WRITTEN EXERCISE: Return all entries word for word, but drop any images.

::: RECORDS SUPPLIED :::

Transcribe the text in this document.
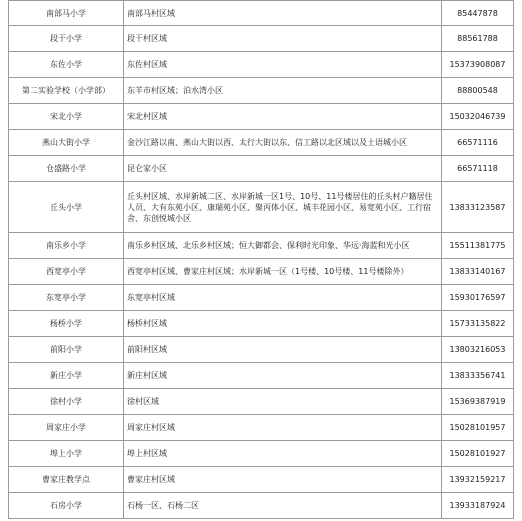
南部马小学	南部马村区域	85447878
段干小学	段干村区域	88561788
东佐小学	东佐村区域	15373908087
第二实验学校（小学部）	东羊市村区域；泊水湾小区	88800548
宋北小学	宋北村区域	15032046739
燕山大街小学	金沙江路以南、燕山大街以西、太行大街以东、信工路以北区域以及土语城小区	66571116
仓盛路小学	昆仑家小区	66571118
丘头小学	丘头村区域、水岸新城二区、水岸新城一区1号、10号、11号楼居住的丘头村户籍居住人员、大有东苑小区、康瑞苑小区、聚丙体小区、城丰花园小区、易宽苑小区、工行宿舍、东创悦城小区	13833123587
南乐乡小学	南乐乡村区域、北乐乡村区域；恒大御都会、保利时光印象、华远·海蓝和光小区	15511381775
西宽亭小学	西宽亭村区域、曹家庄村区域；水岸新城一区（1号楼、10号楼、11号楼除外）	13833140167
东宽亭小学	东宽亭村区域	15930176597
杨桥小学	杨桥村区域	15733135822
前阳小学	前阳村区域	13803216053
新庄小学	新庄村区域	13833356741
徐村小学	徐村区域	15369387919
周家庄小学	周家庄村区域	15028101957
埠上小学	埠上村区域	15028101927
曹家庄教学点	曹家庄村区域	13932159217
石房小学	石杨一区、石杨二区	13933187924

:::

THE REPLY:
Transcribe the text in this document.
南部马小学	南部马村区域	85447878
段干小学	段干村区域	88561788
东佐小学	东佐村区域	15373908087
第二实验学校（小学部）	东羊市村区域；泊水湾小区	88800548
宋北小学	宋北村区域	15032046739
燕山大街小学	金沙江路以南、燕山大街以西、太行大街以东、信工路以北区域以及土语城小区	66571116
仓盛路小学	昆仑家小区	66571118
丘头小学	丘头村区域、水岸新城二区、水岸新城一区1号、10号、11号楼居住的丘头村户籍居住人员、大有东苑小区、康瑞苑小区、聚丙体小区、城丰花园小区、易宽苑小区、工行宿舍、东创悦城小区	13833123587
南乐乡小学	南乐乡村区域、北乐乡村区域；恒大御都会、保利时光印象、华远·海蓝和光小区	15511381775
西宽亭小学	西宽亭村区域、曹家庄村区域；水岸新城一区（1号楼、10号楼、11号楼除外）	13833140167
东宽亭小学	东宽亭村区域	15930176597
杨桥小学	杨桥村区域	15733135822
前阳小学	前阳村区域	13803216053
新庄小学	新庄村区域	13833356741
徐村小学	徐村区域	15369387919
周家庄小学	周家庄村区域	15028101957
埠上小学	埠上村区域	15028101927
曹家庄教学点	曹家庄村区域	13932159217
石房小学	石杨一区、石杨二区	13933187924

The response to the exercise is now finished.